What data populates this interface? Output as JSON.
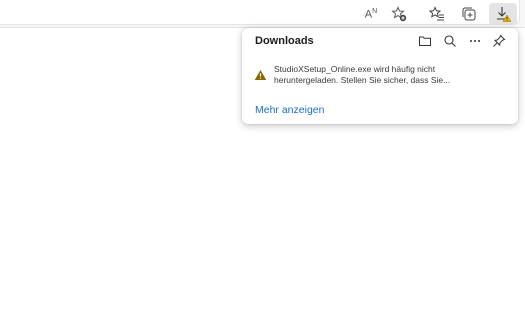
{
  "toolbar": {
    "read_aloud_label": "A",
    "read_aloud_sup": "N"
  },
  "downloads_panel": {
    "title": "Downloads",
    "item": {
      "line1": "StudioXSetup_Online.exe wird häufig nicht",
      "line2": "heruntergeladen. Stellen Sie sicher, dass Sie...",
      "status_icon": "warning-icon"
    },
    "more_link": "Mehr anzeigen",
    "header_icons": [
      "folder-icon",
      "search-icon",
      "more-icon",
      "pin-icon"
    ]
  },
  "colors": {
    "link": "#1a6fd1",
    "warning": "#f4b400",
    "warning_dark": "#8a6a00"
  }
}
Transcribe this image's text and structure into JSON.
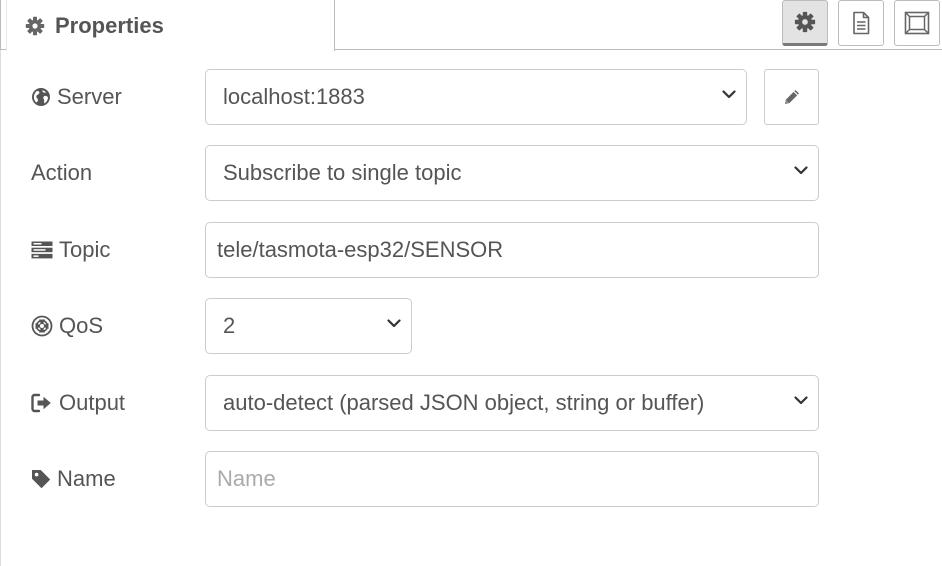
{
  "tab": {
    "label": "Properties",
    "icon": "gear-icon"
  },
  "tab_buttons": [
    {
      "name": "properties-tab-button",
      "icon": "gear-icon",
      "selected": true
    },
    {
      "name": "description-tab-button",
      "icon": "document-icon",
      "selected": false
    },
    {
      "name": "appearance-tab-button",
      "icon": "frame-icon",
      "selected": false
    }
  ],
  "form": {
    "server": {
      "label": "Server",
      "icon": "globe-icon",
      "value": "localhost:1883",
      "edit_icon": "pencil-icon"
    },
    "action": {
      "label": "Action",
      "value": "Subscribe to single topic"
    },
    "topic": {
      "label": "Topic",
      "icon": "tasks-icon",
      "value": "tele/tasmota-esp32/SENSOR"
    },
    "qos": {
      "label": "QoS",
      "icon": "life-ring-icon",
      "value": "2"
    },
    "output": {
      "label": "Output",
      "icon": "sign-out-icon",
      "value": "auto-detect (parsed JSON object, string or buffer)"
    },
    "name": {
      "label": "Name",
      "icon": "tag-icon",
      "value": "",
      "placeholder": "Name"
    }
  },
  "colors": {
    "text": "#555555",
    "border": "#cccccc",
    "selected_button": "#e3e3e3",
    "placeholder": "#aaaaaa"
  }
}
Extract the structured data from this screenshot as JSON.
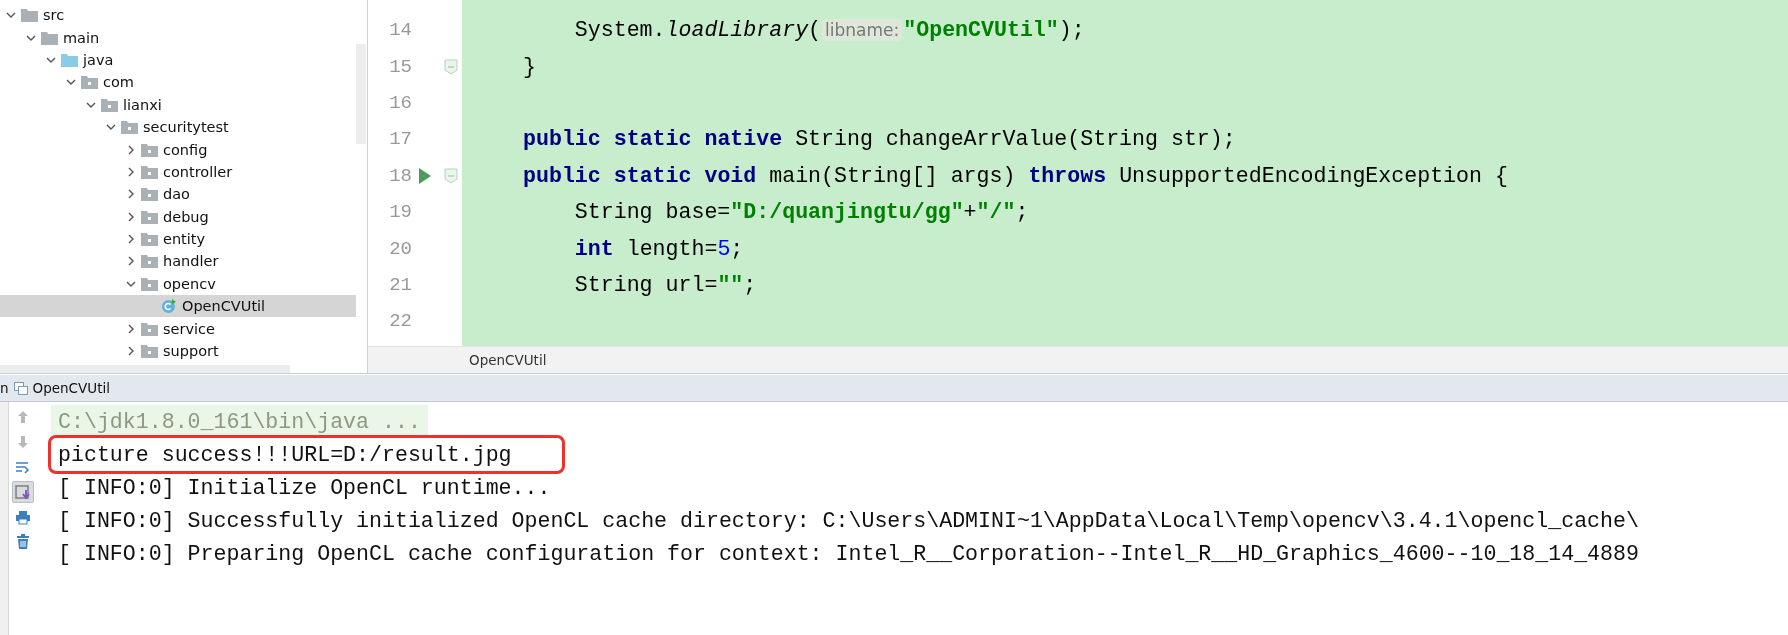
{
  "project_tree": [
    {
      "label": "src",
      "kind": "folder",
      "expanded": true,
      "selected": false,
      "children": [
        {
          "label": "main",
          "kind": "folder",
          "expanded": true,
          "selected": false,
          "children": [
            {
              "label": "java",
              "kind": "source",
              "expanded": true,
              "selected": false,
              "children": [
                {
                  "label": "com",
                  "kind": "package",
                  "expanded": true,
                  "selected": false,
                  "children": [
                    {
                      "label": "lianxi",
                      "kind": "package",
                      "expanded": true,
                      "selected": false,
                      "children": [
                        {
                          "label": "securitytest",
                          "kind": "package",
                          "expanded": true,
                          "selected": false,
                          "children": [
                            {
                              "label": "config",
                              "kind": "package",
                              "expanded": false,
                              "selected": false
                            },
                            {
                              "label": "controller",
                              "kind": "package",
                              "expanded": false,
                              "selected": false
                            },
                            {
                              "label": "dao",
                              "kind": "package",
                              "expanded": false,
                              "selected": false
                            },
                            {
                              "label": "debug",
                              "kind": "package",
                              "expanded": false,
                              "selected": false
                            },
                            {
                              "label": "entity",
                              "kind": "package",
                              "expanded": false,
                              "selected": false
                            },
                            {
                              "label": "handler",
                              "kind": "package",
                              "expanded": false,
                              "selected": false
                            },
                            {
                              "label": "opencv",
                              "kind": "package",
                              "expanded": true,
                              "selected": false,
                              "children": [
                                {
                                  "label": "OpenCVUtil",
                                  "kind": "class",
                                  "selected": true
                                }
                              ]
                            },
                            {
                              "label": "service",
                              "kind": "package",
                              "expanded": false,
                              "selected": false
                            },
                            {
                              "label": "support",
                              "kind": "package",
                              "expanded": false,
                              "selected": false
                            }
                          ]
                        }
                      ]
                    }
                  ]
                }
              ]
            }
          ]
        }
      ]
    }
  ],
  "editor": {
    "lines": [
      {
        "number": "14",
        "kind": "statement",
        "tokens": [
          {
            "kind": "plain",
            "text": "System."
          },
          {
            "kind": "method",
            "text": "loadLibrary"
          },
          {
            "kind": "plain",
            "text": "("
          },
          {
            "kind": "hint",
            "text": "libname:"
          },
          {
            "kind": "string",
            "text": "\"OpenCVUtil\""
          },
          {
            "kind": "plain",
            "text": ");"
          }
        ]
      },
      {
        "number": "15",
        "kind": "member",
        "fold": true,
        "tokens": [
          {
            "kind": "plain",
            "text": "}"
          }
        ]
      },
      {
        "number": "16"
      },
      {
        "number": "17",
        "kind": "member",
        "tokens": [
          {
            "kind": "keyword",
            "text": "public static native"
          },
          {
            "kind": "plain",
            "text": " String changeArrValue(String str);"
          }
        ]
      },
      {
        "number": "18",
        "kind": "member",
        "run": true,
        "fold": true,
        "tokens": [
          {
            "kind": "keyword",
            "text": "public static void"
          },
          {
            "kind": "plain",
            "text": " main(String[] args) "
          },
          {
            "kind": "keyword",
            "text": "throws"
          },
          {
            "kind": "plain",
            "text": " UnsupportedEncodingException {"
          }
        ]
      },
      {
        "number": "19",
        "kind": "statement",
        "tokens": [
          {
            "kind": "plain",
            "text": "String base="
          },
          {
            "kind": "string",
            "text": "\"D:/quanjingtu/gg\""
          },
          {
            "kind": "plain",
            "text": "+"
          },
          {
            "kind": "string",
            "text": "\"/\""
          },
          {
            "kind": "plain",
            "text": ";"
          }
        ]
      },
      {
        "number": "20",
        "kind": "statement",
        "tokens": [
          {
            "kind": "keyword",
            "text": "int"
          },
          {
            "kind": "plain",
            "text": " length="
          },
          {
            "kind": "number",
            "text": "5"
          },
          {
            "kind": "plain",
            "text": ";"
          }
        ]
      },
      {
        "number": "21",
        "kind": "statement",
        "tokens": [
          {
            "kind": "plain",
            "text": "String url="
          },
          {
            "kind": "string",
            "text": "\"\""
          },
          {
            "kind": "plain",
            "text": ";"
          }
        ]
      },
      {
        "number": "22"
      }
    ],
    "breadcrumb": "OpenCVUtil"
  },
  "run_panel": {
    "label": "n",
    "tab": "OpenCVUtil",
    "toolbar": [
      {
        "kind": "up",
        "selected": false
      },
      {
        "kind": "down",
        "selected": false
      },
      {
        "kind": "wrap",
        "selected": false
      },
      {
        "kind": "scroll",
        "selected": true
      },
      {
        "kind": "print",
        "selected": false
      },
      {
        "kind": "trash",
        "selected": false
      }
    ],
    "lines": [
      {
        "kind": "command",
        "highlighted": false,
        "text": "C:\\jdk1.8.0_161\\bin\\java ..."
      },
      {
        "kind": "output",
        "highlighted": true,
        "text": "picture success!!!URL=D:/result.jpg"
      },
      {
        "kind": "output",
        "highlighted": false,
        "text": "[ INFO:0] Initialize OpenCL runtime..."
      },
      {
        "kind": "output",
        "highlighted": false,
        "text": "[ INFO:0] Successfully initialized OpenCL cache directory: C:\\Users\\ADMINI~1\\AppData\\Local\\Temp\\opencv\\3.4.1\\opencl_cache\\"
      },
      {
        "kind": "output",
        "highlighted": false,
        "text": "[ INFO:0] Preparing OpenCL cache configuration for context: Intel_R__Corporation--Intel_R__HD_Graphics_4600--10_18_14_4889"
      }
    ]
  }
}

***

Without the pictures, print the whole listing exactly as given.

● The solution
What data populates this interface? Output as JSON.
{
  "toolbar": {
    "read_aloud_label": "A",
    "read_aloud_sup": "N"
  },
  "downloads_panel": {
    "title": "Downloads",
    "item": {
      "line1": "StudioXSetup_Online.exe wird häufig nicht",
      "line2": "heruntergeladen. Stellen Sie sicher, dass Sie...",
      "status_icon": "warning-icon"
    },
    "more_link": "Mehr anzeigen",
    "header_icons": [
      "folder-icon",
      "search-icon",
      "more-icon",
      "pin-icon"
    ]
  },
  "colors": {
    "link": "#1a6fd1",
    "warning": "#f4b400",
    "warning_dark": "#8a6a00"
  }
}
Transcribe this image's text and structure into JSON.
{
  "tab": {
    "label": "Properties",
    "icon": "gear-icon"
  },
  "tab_buttons": [
    {
      "name": "properties-tab-button",
      "icon": "gear-icon",
      "selected": true
    },
    {
      "name": "description-tab-button",
      "icon": "document-icon",
      "selected": false
    },
    {
      "name": "appearance-tab-button",
      "icon": "frame-icon",
      "selected": false
    }
  ],
  "form": {
    "server": {
      "label": "Server",
      "icon": "globe-icon",
      "value": "localhost:1883",
      "edit_icon": "pencil-icon"
    },
    "action": {
      "label": "Action",
      "value": "Subscribe to single topic"
    },
    "topic": {
      "label": "Topic",
      "icon": "tasks-icon",
      "value": "tele/tasmota-esp32/SENSOR"
    },
    "qos": {
      "label": "QoS",
      "icon": "life-ring-icon",
      "value": "2"
    },
    "output": {
      "label": "Output",
      "icon": "sign-out-icon",
      "value": "auto-detect (parsed JSON object, string or buffer)"
    },
    "name": {
      "label": "Name",
      "icon": "tag-icon",
      "value": "",
      "placeholder": "Name"
    }
  },
  "colors": {
    "text": "#555555",
    "border": "#cccccc",
    "selected_button": "#e3e3e3",
    "placeholder": "#aaaaaa"
  }
}
Extract the structured data from this screenshot as JSON.
{
  "project_tree": [
    {
      "label": "src",
      "kind": "folder",
      "expanded": true,
      "selected": false,
      "children": [
        {
          "label": "main",
          "kind": "folder",
          "expanded": true,
          "selected": false,
          "children": [
            {
              "label": "java",
              "kind": "source",
              "expanded": true,
              "selected": false,
              "children": [
                {
                  "label": "com",
                  "kind": "package",
                  "expanded": true,
                  "selected": false,
                  "children": [
                    {
                      "label": "lianxi",
                      "kind": "package",
                      "expanded": true,
                      "selected": false,
                      "children": [
                        {
                          "label": "securitytest",
                          "kind": "package",
                          "expanded": true,
                          "selected": false,
                          "children": [
                            {
                              "label": "config",
                              "kind": "package",
                              "expanded": false,
                              "selected": false
                            },
                            {
                              "label": "controller",
                              "kind": "package",
                              "expanded": false,
                              "selected": false
                            },
                            {
                              "label": "dao",
                              "kind": "package",
                              "expanded": false,
                              "selected": false
                            },
                            {
                              "label": "debug",
                              "kind": "package",
                              "expanded": false,
                              "selected": false
                            },
                            {
                              "label": "entity",
                              "kind": "package",
                              "expanded": false,
                              "selected": false
                            },
                            {
                              "label": "handler",
                              "kind": "package",
                              "expanded": false,
                              "selected": false
                            },
                            {
                              "label": "opencv",
                              "kind": "package",
                              "expanded": true,
                              "selected": false,
                              "children": [
                                {
                                  "label": "OpenCVUtil",
                                  "kind": "class",
                                  "selected": true
                                }
                              ]
                            },
                            {
                              "label": "service",
                              "kind": "package",
                              "expanded": false,
                              "selected": false
                            },
                            {
                              "label": "support",
                              "kind": "package",
                              "expanded": false,
                              "selected": false
                            }
                          ]
                        }
                      ]
                    }
                  ]
                }
              ]
            }
          ]
        }
      ]
    }
  ],
  "editor": {
    "lines": [
      {
        "number": "14",
        "kind": "statement",
        "tokens": [
          {
            "kind": "plain",
            "text": "System."
          },
          {
            "kind": "method",
            "text": "loadLibrary"
          },
          {
            "kind": "plain",
            "text": "("
          },
          {
            "kind": "hint",
            "text": "libname:"
          },
          {
            "kind": "string",
            "text": "\"OpenCVUtil\""
          },
          {
            "kind": "plain",
            "text": ");"
          }
        ]
      },
      {
        "number": "15",
        "kind": "member",
        "fold": true,
        "tokens": [
          {
            "kind": "plain",
            "text": "}"
          }
        ]
      },
      {
        "number": "16"
      },
      {
        "number": "17",
        "kind": "member",
        "tokens": [
          {
            "kind": "keyword",
            "text": "public static native"
          },
          {
            "kind": "plain",
            "text": " String changeArrValue(String str);"
          }
        ]
      },
      {
        "number": "18",
        "kind": "member",
        "run": true,
        "fold": true,
        "tokens": [
          {
            "kind": "keyword",
            "text": "public static void"
          },
          {
            "kind": "plain",
            "text": " main(String[] args) "
          },
          {
            "kind": "keyword",
            "text": "throws"
          },
          {
            "kind": "plain",
            "text": " UnsupportedEncodingException {"
          }
        ]
      },
      {
        "number": "19",
        "kind": "statement",
        "tokens": [
          {
            "kind": "plain",
            "text": "String base="
          },
          {
            "kind": "string",
            "text": "\"D:/quanjingtu/gg\""
          },
          {
            "kind": "plain",
            "text": "+"
          },
          {
            "kind": "string",
            "text": "\"/\""
          },
          {
            "kind": "plain",
            "text": ";"
          }
        ]
      },
      {
        "number": "20",
        "kind": "statement",
        "tokens": [
          {
            "kind": "keyword",
            "text": "int"
          },
          {
            "kind": "plain",
            "text": " length="
          },
          {
            "kind": "number",
            "text": "5"
          },
          {
            "kind": "plain",
            "text": ";"
          }
        ]
      },
      {
        "number": "21",
        "kind": "statement",
        "tokens": [
          {
            "kind": "plain",
            "text": "String url="
          },
          {
            "kind": "string",
            "text": "\"\""
          },
          {
            "kind": "plain",
            "text": ";"
          }
        ]
      },
      {
        "number": "22"
      }
    ],
    "breadcrumb": "OpenCVUtil"
  },
  "run_panel": {
    "label": "n",
    "tab": "OpenCVUtil",
    "toolbar": [
      {
        "kind": "up",
        "selected": false
      },
      {
        "kind": "down",
        "selected": false
      },
      {
        "kind": "wrap",
        "selected": false
      },
      {
        "kind": "scroll",
        "selected": true
      },
      {
        "kind": "print",
        "selected": false
      },
      {
        "kind": "trash",
        "selected": false
      }
    ],
    "lines": [
      {
        "kind": "command",
        "highlighted": false,
        "text": "C:\\jdk1.8.0_161\\bin\\java ..."
      },
      {
        "kind": "output",
        "highlighted": true,
        "text": "picture success!!!URL=D:/result.jpg"
      },
      {
        "kind": "output",
        "highlighted": false,
        "text": "[ INFO:0] Initialize OpenCL runtime..."
      },
      {
        "kind": "output",
        "highlighted": false,
        "text": "[ INFO:0] Successfully initialized OpenCL cache directory: C:\\Users\\ADMINI~1\\AppData\\Local\\Temp\\opencv\\3.4.1\\opencl_cache\\"
      },
      {
        "kind": "output",
        "highlighted": false,
        "text": "[ INFO:0] Preparing OpenCL cache configuration for context: Intel_R__Corporation--Intel_R__HD_Graphics_4600--10_18_14_4889"
      }
    ]
  }
}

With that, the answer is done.